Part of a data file
--------------------------------------------------

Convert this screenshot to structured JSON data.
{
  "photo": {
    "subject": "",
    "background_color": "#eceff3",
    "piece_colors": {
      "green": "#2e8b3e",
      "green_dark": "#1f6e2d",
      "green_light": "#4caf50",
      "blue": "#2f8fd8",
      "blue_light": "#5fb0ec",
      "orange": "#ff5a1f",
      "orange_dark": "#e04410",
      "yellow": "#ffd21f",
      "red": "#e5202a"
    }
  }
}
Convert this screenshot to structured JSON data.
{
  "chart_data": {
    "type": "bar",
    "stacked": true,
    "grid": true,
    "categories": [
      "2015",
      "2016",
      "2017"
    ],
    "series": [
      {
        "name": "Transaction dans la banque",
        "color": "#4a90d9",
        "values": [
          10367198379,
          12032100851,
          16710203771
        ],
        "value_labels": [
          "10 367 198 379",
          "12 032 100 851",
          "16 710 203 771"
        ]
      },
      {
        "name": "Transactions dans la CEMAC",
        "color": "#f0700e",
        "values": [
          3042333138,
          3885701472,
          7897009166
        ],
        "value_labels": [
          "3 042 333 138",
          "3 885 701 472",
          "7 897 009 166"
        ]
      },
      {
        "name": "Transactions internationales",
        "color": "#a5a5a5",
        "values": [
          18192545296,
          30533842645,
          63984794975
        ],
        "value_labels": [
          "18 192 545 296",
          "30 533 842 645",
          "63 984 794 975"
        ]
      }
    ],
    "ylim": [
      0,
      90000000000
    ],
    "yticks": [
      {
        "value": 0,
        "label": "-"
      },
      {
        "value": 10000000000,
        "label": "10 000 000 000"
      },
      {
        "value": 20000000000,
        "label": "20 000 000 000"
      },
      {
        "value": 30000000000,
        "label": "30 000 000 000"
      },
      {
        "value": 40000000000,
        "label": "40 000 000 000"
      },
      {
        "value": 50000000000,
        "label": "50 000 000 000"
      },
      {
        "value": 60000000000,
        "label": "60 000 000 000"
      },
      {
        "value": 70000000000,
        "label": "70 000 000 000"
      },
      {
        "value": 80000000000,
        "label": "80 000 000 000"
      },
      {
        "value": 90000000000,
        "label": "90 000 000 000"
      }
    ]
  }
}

--------------------------------------------------

Exercise prompt
Your task is to reproduce the whole listing exactly.

Exercise response
Convert this screenshot to structured JSON data.
{
  "photo": {
    "subject": "",
    "background_color": "#eceff3",
    "piece_colors": {
      "green": "#2e8b3e",
      "green_dark": "#1f6e2d",
      "green_light": "#4caf50",
      "blue": "#2f8fd8",
      "blue_light": "#5fb0ec",
      "orange": "#ff5a1f",
      "orange_dark": "#e04410",
      "yellow": "#ffd21f",
      "red": "#e5202a"
    }
  }
}
Convert this screenshot to structured JSON data.
{
  "chart_data": {
    "type": "bar",
    "stacked": true,
    "grid": true,
    "categories": [
      "2015",
      "2016",
      "2017"
    ],
    "series": [
      {
        "name": "Transaction dans la banque",
        "color": "#4a90d9",
        "values": [
          10367198379,
          12032100851,
          16710203771
        ],
        "value_labels": [
          "10 367 198 379",
          "12 032 100 851",
          "16 710 203 771"
        ]
      },
      {
        "name": "Transactions dans la CEMAC",
        "color": "#f0700e",
        "values": [
          3042333138,
          3885701472,
          7897009166
        ],
        "value_labels": [
          "3 042 333 138",
          "3 885 701 472",
          "7 897 009 166"
        ]
      },
      {
        "name": "Transactions internationales",
        "color": "#a5a5a5",
        "values": [
          18192545296,
          30533842645,
          63984794975
        ],
        "value_labels": [
          "18 192 545 296",
          "30 533 842 645",
          "63 984 794 975"
        ]
      }
    ],
    "ylim": [
      0,
      90000000000
    ],
    "yticks": [
      {
        "value": 0,
        "label": "-"
      },
      {
        "value": 10000000000,
        "label": "10 000 000 000"
      },
      {
        "value": 20000000000,
        "label": "20 000 000 000"
      },
      {
        "value": 30000000000,
        "label": "30 000 000 000"
      },
      {
        "value": 40000000000,
        "label": "40 000 000 000"
      },
      {
        "value": 50000000000,
        "label": "50 000 000 000"
      },
      {
        "value": 60000000000,
        "label": "60 000 000 000"
      },
      {
        "value": 70000000000,
        "label": "70 000 000 000"
      },
      {
        "value": 80000000000,
        "label": "80 000 000 000"
      },
      {
        "value": 90000000000,
        "label": "90 000 000 000"
      }
    ]
  }
}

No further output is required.